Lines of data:
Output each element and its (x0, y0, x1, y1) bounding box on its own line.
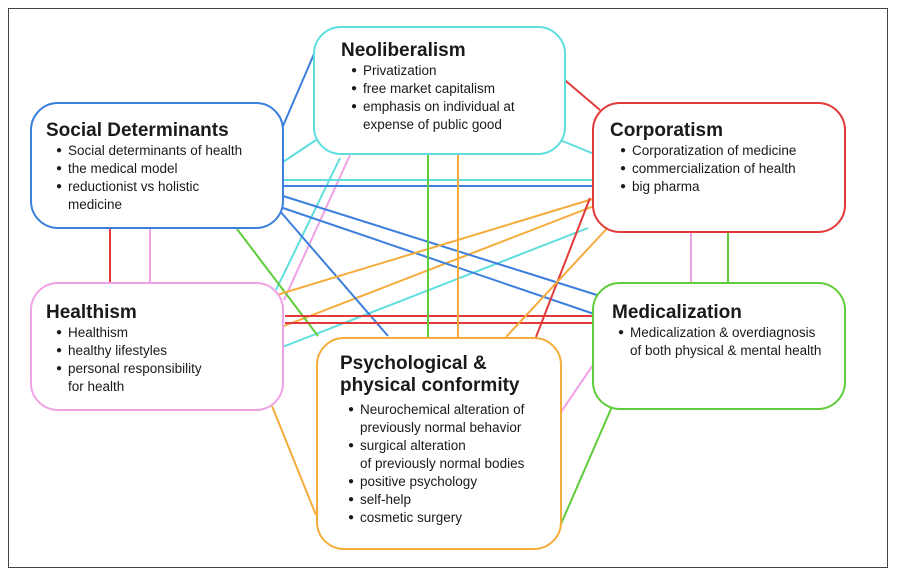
list-item: self-help (348, 491, 524, 509)
list-item: Privatization (351, 62, 515, 80)
list-item: the medical model (56, 160, 242, 178)
list-item: personal responsibility for health (56, 360, 202, 396)
node-items: Privatization free market capitalism emp… (351, 62, 515, 134)
node-title: Medicalization (612, 302, 742, 323)
node-title: Neoliberalism (341, 40, 466, 61)
list-item: Neurochemical alteration of previously n… (348, 401, 524, 437)
node-title: Social Determinants (46, 120, 229, 141)
list-item: Social determinants of health (56, 142, 242, 160)
node-social-determinants: Social Determinants Social determinants … (30, 102, 284, 229)
connector-neoliberalism-psychological (283, 205, 595, 327)
node-items: Healthism healthy lifestyles personal re… (56, 324, 202, 396)
node-title: Corporatism (610, 120, 723, 141)
connector-neoliberalism-medicalization (279, 227, 589, 349)
list-item: reductionist vs holistic medicine (56, 178, 242, 214)
connector-medicalization-psychological (505, 222, 613, 338)
list-item: cosmetic surgery (348, 509, 524, 527)
connector-healthism-medicalization (560, 364, 594, 413)
node-psychological-conformity: Psychological & physical conformity Neur… (316, 337, 562, 550)
connector-social-determinants-psychological (269, 197, 597, 298)
list-item: commercialization of health (620, 160, 796, 178)
node-neoliberalism: Neoliberalism Privatization free market … (313, 26, 566, 155)
list-item: free market capitalism (351, 80, 515, 98)
connector-corporatism-healthism (535, 197, 591, 338)
list-item: Medicalization & overdiagnosis of both p… (618, 324, 821, 360)
list-item: positive psychology (348, 473, 524, 491)
node-items: Corporatization of medicine commercializ… (620, 142, 796, 196)
list-item: emphasis on individual at expense of pub… (351, 98, 515, 134)
connector-social-determinants-healthism (282, 207, 601, 317)
list-item: Corporatization of medicine (620, 142, 796, 160)
connector-neoliberalism-social-determinants (282, 139, 317, 163)
list-item: surgical alteration of previously normal… (348, 437, 524, 473)
node-corporatism: Corporatism Corporatization of medicine … (592, 102, 846, 233)
connector-neoliberalism-corporatism (559, 139, 595, 155)
node-items: Social determinants of health the medica… (56, 142, 242, 214)
node-items: Medicalization & overdiagnosis of both p… (618, 324, 821, 360)
connector-medicalization-psychological (560, 401, 615, 525)
node-title: Healthism (46, 302, 137, 323)
list-item: Healthism (56, 324, 202, 342)
list-item: big pharma (620, 178, 796, 196)
connector-social-determinants-medicalization (236, 228, 319, 337)
node-medicalization: Medicalization Medicalization & overdiag… (592, 282, 846, 410)
node-title: Psychological & physical conformity (340, 353, 520, 396)
connector-social-determinants-medicalization (282, 195, 601, 297)
diagram-frame (8, 8, 888, 568)
connector-neoliberalism-corporatism (559, 75, 601, 111)
node-healthism: Healthism Healthism healthy lifestyles p… (30, 282, 284, 411)
connector-corporatism-psychological (271, 405, 317, 516)
node-items: Neurochemical alteration of previously n… (348, 401, 524, 527)
list-item: healthy lifestyles (56, 342, 202, 360)
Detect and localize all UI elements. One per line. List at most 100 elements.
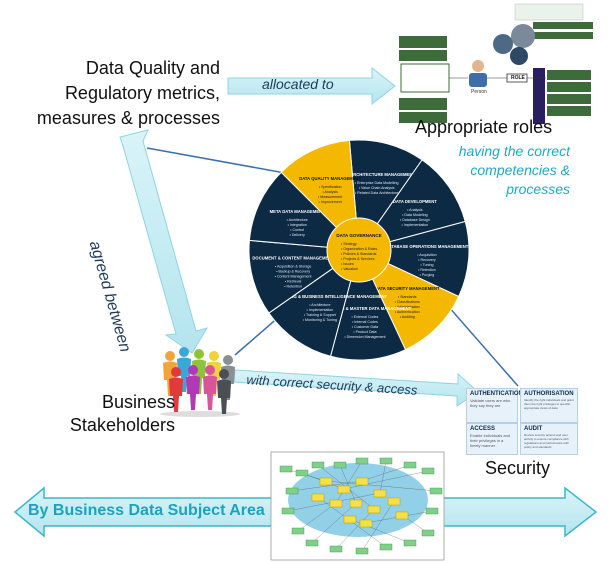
wheel-segment-title: DATABASE OPERATIONS MANAGEMENT (386, 244, 469, 249)
model-core-entity-box (329, 499, 343, 508)
model-relationship-line (297, 502, 337, 532)
wheel-segment-item: • Monitoring & Tuning (303, 318, 337, 322)
people-shadow (160, 411, 240, 417)
person-head (179, 347, 189, 357)
person-head (165, 351, 175, 361)
person-body (203, 375, 217, 410)
wheel-segment-item: • Training & Support (304, 313, 336, 317)
model-core-entity-box (311, 493, 325, 502)
model-core-entity-box (319, 477, 333, 486)
model-entity-box (421, 467, 435, 475)
wheel-segment-item: • Purging (420, 273, 435, 277)
model-entity-box (379, 457, 393, 465)
wheel-segment-item: • Implementation (401, 223, 428, 227)
wheel-segment-item: • Retrieval (285, 280, 302, 284)
business-line-1: Business (101, 392, 175, 412)
person-body (169, 377, 183, 412)
wheel-segment-item: • Backup & Recovery (276, 270, 310, 274)
model-core-entity-box (387, 497, 401, 506)
allocated-to-arrow (227, 66, 396, 106)
wheel-segment-item: • Analysis (322, 190, 338, 194)
wheel-segment-item: • Dimension Management (344, 335, 385, 339)
security-card-body: Enable individuals and their privileges … (470, 433, 511, 448)
wheel-center-item: • Strategy (341, 242, 357, 246)
wheel-segment-item: • Value Chain Analysis (359, 186, 395, 190)
wheel-center-item: • Valuation (341, 267, 358, 271)
model-entity-box (421, 529, 435, 537)
wheel-segment-item: • Standards (398, 295, 417, 299)
model-entity-box (403, 539, 417, 547)
security-card-audit: AUDIT Review security actions and user a… (520, 423, 578, 455)
dq-metrics-line-1: Data Quality and (85, 58, 220, 78)
wheel-segment-item: • Product Data (353, 330, 376, 334)
wheel-segment-title: DATA DEVELOPMENT (393, 199, 437, 204)
security-card-title: ACCESS (470, 426, 496, 432)
agreed-between-arrow (119, 129, 209, 354)
dq-metrics-line-3: measures & processes (36, 108, 220, 128)
wheel-segment-item: • Delivery (290, 233, 305, 237)
roles-subtitle-line-2: competencies & (470, 162, 570, 178)
person-head (205, 365, 215, 375)
wheel-segment-item: • Authentication (395, 310, 420, 314)
connector-dq (146, 147, 297, 176)
person-body (217, 379, 231, 414)
wheel-center (326, 217, 392, 283)
security-card-title: AUTHORISATION (524, 391, 574, 397)
model-relationship-line (343, 470, 429, 490)
wheel-segment-item: • Implementation (306, 308, 333, 312)
wheel-segment-item: • Customer Data (352, 325, 378, 329)
roles-subtitle: having the correct competencies & proces… (420, 142, 570, 199)
model-relationship-line (361, 500, 395, 552)
wheel-center-item: • Organization & Roles (341, 247, 377, 251)
wheel-segment-item: • Retention (284, 285, 302, 289)
wheel-segment-item: • Architecture (287, 218, 308, 222)
model-entity-box (295, 469, 309, 477)
wheel-center-title: DATA GOVERNANCE (336, 233, 381, 238)
person-head (223, 355, 233, 365)
wheel-segment-item: • Classifications (395, 300, 420, 304)
model-relationship-line (379, 460, 387, 494)
model-entity-box (311, 461, 325, 469)
wheel-segment-item: • Recovery (418, 258, 436, 262)
wheel-center-item: • Projects & Services (341, 257, 375, 261)
security-card-access: ACCESS Enable individuals and their priv… (466, 423, 518, 455)
model-core-entity-box (373, 489, 387, 498)
wheel-center-item: • Issues (341, 262, 354, 266)
wheel-segment-item: • Tuning (420, 263, 433, 267)
wheel-segment-item: • Specification (319, 185, 342, 189)
model-relationship-line (335, 460, 363, 504)
wheel-center-item: • Policies & Standards (341, 252, 377, 256)
dq-metrics-label: Data Quality and Regulatory metrics, mea… (20, 56, 220, 131)
wheel-segment-title: DATA QUALITY MANAGEMENT (299, 176, 361, 181)
wheel-segment-item: • External Codes (352, 315, 379, 319)
wheel-segment-title: DATA SECURITY MANAGEMENT (375, 286, 440, 291)
wheel-segment-item: • Acquisition (417, 253, 436, 257)
wheel-segment-item: • Auditing (400, 315, 415, 319)
wheel-segment-title: META DATA MANAGEMENT (270, 209, 325, 214)
model-entity-box (281, 507, 295, 515)
model-entity-box (279, 465, 293, 473)
model-entity-box (429, 487, 443, 495)
person-head (171, 367, 181, 377)
appropriate-roles-label: Appropriate roles (415, 117, 553, 137)
person-head (209, 351, 219, 361)
wheel-segment-item: • Administration (395, 305, 420, 309)
wheel-segment-item: • Enterprise Data Modelling (355, 181, 399, 185)
roles-role-label: ROLE (511, 75, 525, 81)
wheel-segment-item: • Architecture (309, 303, 330, 307)
data-governance-wheel: DATA ARCHITECTURE MANAGEMENT• Enterprise… (248, 139, 470, 361)
wheel-segment-title: DOCUMENT & CONTENT MANAGEMENT (252, 256, 334, 261)
wheel-segment-item: • Data Modeling (402, 213, 427, 217)
model-entity-box (425, 507, 439, 515)
stakeholder-people-icon (160, 347, 240, 417)
model-core-entity-box (359, 519, 373, 528)
wheel-segment-item: • Database Design (400, 218, 430, 222)
roles-diagram-thumbnail (399, 3, 593, 124)
security-card-body: Review security actions and user activit… (524, 433, 569, 449)
model-core-entity-box (367, 505, 381, 514)
wheel-segment-title: REFERENCE & MASTER DATA MANAGEMENT (319, 306, 412, 311)
business-line-2: Stakeholders (69, 415, 175, 435)
model-relationship-line (339, 464, 357, 504)
roles-subtitle-line-3: processes (506, 181, 570, 197)
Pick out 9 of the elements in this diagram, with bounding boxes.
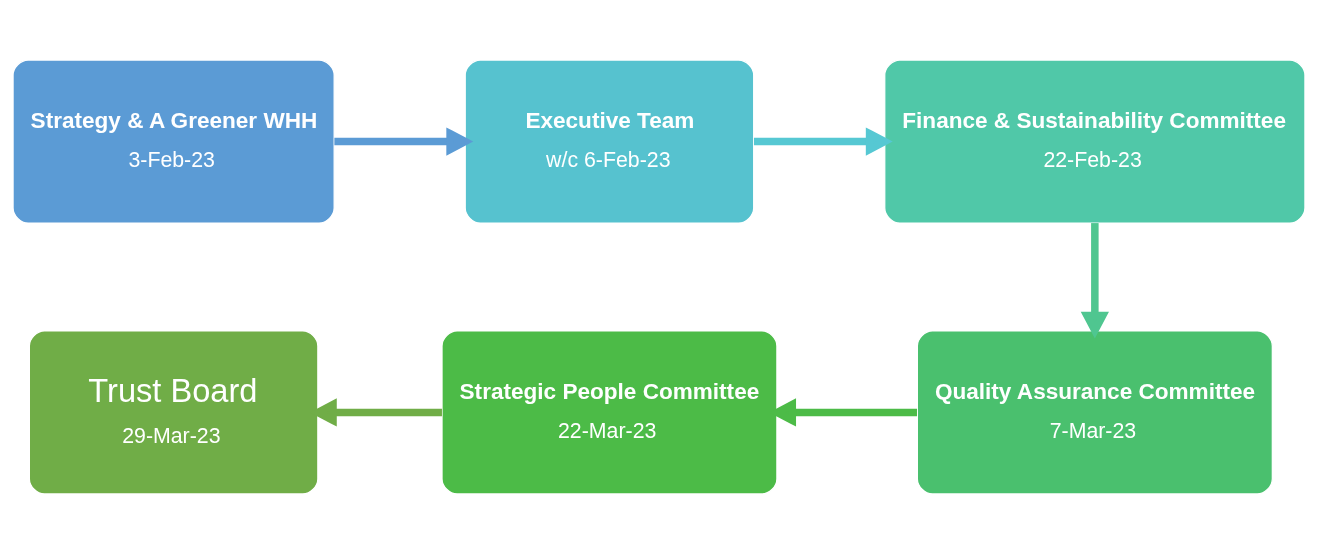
node-box: Trust Board 29-Mar-23	[28, 330, 319, 495]
arrow	[1080, 223, 1109, 339]
node-box: Quality Assurance Committee 7-Mar-23	[916, 330, 1273, 495]
node-box: Executive Team w/c 6-Feb-23	[464, 59, 755, 224]
node-box: Finance & Sustainability Committee 22-Feb-23	[884, 59, 1306, 224]
arrow	[753, 127, 893, 156]
node-box: Strategic People Committee 22-Mar-23	[441, 330, 778, 495]
node-box: Strategy & A Greener WHH 3-Feb-23	[12, 59, 335, 224]
arrow	[334, 127, 474, 156]
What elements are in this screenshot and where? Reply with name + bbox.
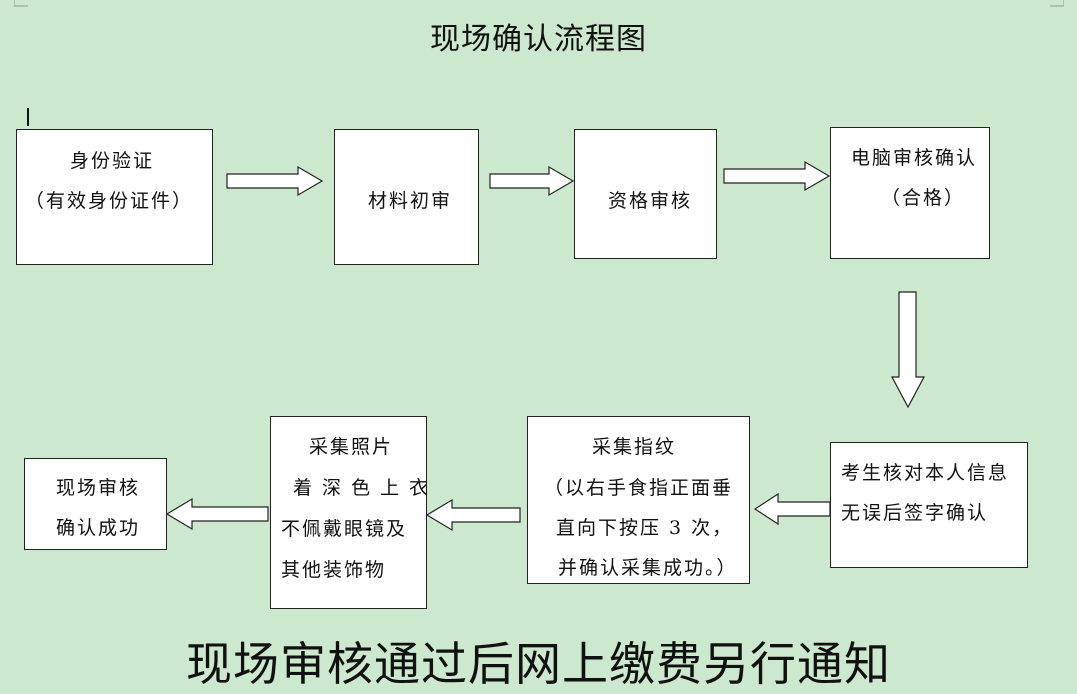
- step-materials-line-1: 材料初审: [368, 190, 453, 212]
- arrow-right-identity-to-materials: [226, 165, 324, 197]
- footer-notice: 现场审核通过后网上缴费另行通知: [186, 637, 891, 691]
- text-cursor: [27, 108, 29, 126]
- step-qualification-line-1: 资格审核: [608, 190, 693, 212]
- step-photo-line-2: 着 深 色 上 衣: [293, 477, 431, 499]
- step-success-line-2: 确认成功: [56, 517, 141, 539]
- step-identity-line-1: 身份验证: [70, 150, 155, 172]
- page-corner-mark-left: [14, 0, 28, 7]
- arrow-down-computer-to-sign: [891, 291, 925, 409]
- diagram-title: 现场确认流程图: [430, 22, 647, 57]
- step-fingerprint-line-3: 直向下按压 3 次，: [556, 517, 734, 539]
- arrow-left-photo-to-success: [165, 497, 269, 531]
- arrow-right-materials-to-qualification: [489, 165, 575, 197]
- step-fingerprint-line-4: 并确认采集成功。）: [558, 557, 738, 579]
- step-computer-box: 电脑审核确认 （合格）: [830, 127, 990, 259]
- step-sign-box: 考生核对本人信息 无误后签字确认: [830, 442, 1028, 568]
- step-identity-box: 身份验证 （有效身份证件）: [16, 129, 213, 265]
- arrow-right-qualification-to-computer: [723, 160, 831, 192]
- step-fingerprint-line-1: 采集指纹: [592, 436, 677, 458]
- step-computer-line-2: （合格）: [881, 187, 966, 209]
- step-photo-box: 采集照片 着 深 色 上 衣 不佩戴眼镜及 其他装饰物: [270, 416, 431, 609]
- step-qualification-box: 资格审核: [574, 129, 717, 259]
- step-sign-line-1: 考生核对本人信息: [841, 462, 1010, 484]
- arrow-left-fingerprint-to-photo: [425, 498, 521, 532]
- step-materials-box: 材料初审: [334, 129, 479, 265]
- step-photo-line-3: 不佩戴眼镜及: [281, 518, 408, 540]
- step-fingerprint-box: 采集指纹 （以右手食指正面垂 直向下按压 3 次， 并确认采集成功。）: [527, 416, 750, 584]
- step-success-box: 现场审核 确认成功: [24, 458, 167, 550]
- step-identity-line-2: （有效身份证件）: [25, 190, 194, 212]
- step-photo-line-4: 其他装饰物: [281, 559, 387, 581]
- page-corner-mark-right: [1050, 0, 1064, 7]
- step-fingerprint-line-2: （以右手食指正面垂: [544, 477, 734, 499]
- step-sign-line-2: 无误后签字确认: [841, 502, 989, 524]
- step-photo-line-1: 采集照片: [309, 436, 394, 458]
- step-success-line-1: 现场审核: [56, 477, 141, 499]
- arrow-left-sign-to-fingerprint: [753, 492, 831, 526]
- step-computer-line-1: 电脑审核确认: [851, 147, 978, 169]
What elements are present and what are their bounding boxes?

Work instructions:
Copy out word for word the section that begins with the line containing "list-item: self-help (348, 491, 524, 509)" and ends with the line containing "connector-neoliberalism-psychological (283, 205, 595, 327)", including both of those lines.

Answer to this exercise:
list-item: self-help (348, 491, 524, 509)
list-item: Privatization (351, 62, 515, 80)
list-item: the medical model (56, 160, 242, 178)
list-item: personal responsibility for health (56, 360, 202, 396)
node-items: Privatization free market capitalism emp… (351, 62, 515, 134)
node-title: Medicalization (612, 302, 742, 323)
node-title: Neoliberalism (341, 40, 466, 61)
list-item: Neurochemical alteration of previously n… (348, 401, 524, 437)
node-title: Social Determinants (46, 120, 229, 141)
list-item: Social determinants of health (56, 142, 242, 160)
node-social-determinants: Social Determinants Social determinants … (30, 102, 284, 229)
connector-neoliberalism-psychological (283, 205, 595, 327)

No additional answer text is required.